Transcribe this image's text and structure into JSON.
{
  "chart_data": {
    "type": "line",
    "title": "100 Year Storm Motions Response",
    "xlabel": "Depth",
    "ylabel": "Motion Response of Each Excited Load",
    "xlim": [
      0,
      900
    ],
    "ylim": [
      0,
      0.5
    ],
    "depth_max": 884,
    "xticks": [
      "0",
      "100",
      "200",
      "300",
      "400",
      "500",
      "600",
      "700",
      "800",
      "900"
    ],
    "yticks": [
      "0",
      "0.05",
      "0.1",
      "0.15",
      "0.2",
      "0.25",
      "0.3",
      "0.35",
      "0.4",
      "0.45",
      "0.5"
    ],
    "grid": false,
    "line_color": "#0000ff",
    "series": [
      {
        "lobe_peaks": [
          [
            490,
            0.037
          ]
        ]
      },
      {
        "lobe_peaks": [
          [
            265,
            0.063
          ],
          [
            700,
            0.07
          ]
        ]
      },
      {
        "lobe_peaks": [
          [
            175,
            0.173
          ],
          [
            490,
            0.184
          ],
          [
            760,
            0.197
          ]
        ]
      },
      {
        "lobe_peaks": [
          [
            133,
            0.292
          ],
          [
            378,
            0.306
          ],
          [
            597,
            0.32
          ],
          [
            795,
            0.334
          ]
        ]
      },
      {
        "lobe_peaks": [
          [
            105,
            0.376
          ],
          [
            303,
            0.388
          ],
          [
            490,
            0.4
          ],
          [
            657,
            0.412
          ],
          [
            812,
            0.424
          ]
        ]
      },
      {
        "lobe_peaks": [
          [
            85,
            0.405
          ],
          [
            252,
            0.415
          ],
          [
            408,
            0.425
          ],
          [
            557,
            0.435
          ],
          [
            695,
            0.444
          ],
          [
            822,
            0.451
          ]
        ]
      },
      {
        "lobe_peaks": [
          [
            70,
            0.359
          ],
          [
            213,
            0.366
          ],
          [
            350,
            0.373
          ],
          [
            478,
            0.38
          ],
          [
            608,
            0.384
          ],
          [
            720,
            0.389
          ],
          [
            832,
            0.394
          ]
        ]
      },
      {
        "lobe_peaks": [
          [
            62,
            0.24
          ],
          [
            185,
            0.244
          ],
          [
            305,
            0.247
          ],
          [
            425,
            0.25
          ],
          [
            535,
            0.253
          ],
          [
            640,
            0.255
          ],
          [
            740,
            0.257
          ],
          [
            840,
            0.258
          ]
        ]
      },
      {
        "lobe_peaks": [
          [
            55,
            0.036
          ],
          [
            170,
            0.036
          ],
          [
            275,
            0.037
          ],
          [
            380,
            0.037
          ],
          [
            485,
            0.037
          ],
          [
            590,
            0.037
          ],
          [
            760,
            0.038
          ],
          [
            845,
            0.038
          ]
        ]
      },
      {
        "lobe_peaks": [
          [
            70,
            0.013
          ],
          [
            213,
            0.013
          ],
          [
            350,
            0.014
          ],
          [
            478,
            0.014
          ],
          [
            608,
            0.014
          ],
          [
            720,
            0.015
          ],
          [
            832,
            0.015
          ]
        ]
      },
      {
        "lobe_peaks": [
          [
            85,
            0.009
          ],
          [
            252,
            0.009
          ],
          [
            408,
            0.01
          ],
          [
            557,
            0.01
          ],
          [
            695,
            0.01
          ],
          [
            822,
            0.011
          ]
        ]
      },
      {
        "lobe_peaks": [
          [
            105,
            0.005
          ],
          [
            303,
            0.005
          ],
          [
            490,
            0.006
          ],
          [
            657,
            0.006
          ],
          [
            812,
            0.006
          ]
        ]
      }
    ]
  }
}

★ ★ ★ ★ ★

YOUR GOAL |
Copy every line in the records above that contains the word "Response".

ANSWER FOR THE TASK |
    "title": "100 Year Storm Motions Response",
    "ylabel": "Motion Response of Each Excited Load",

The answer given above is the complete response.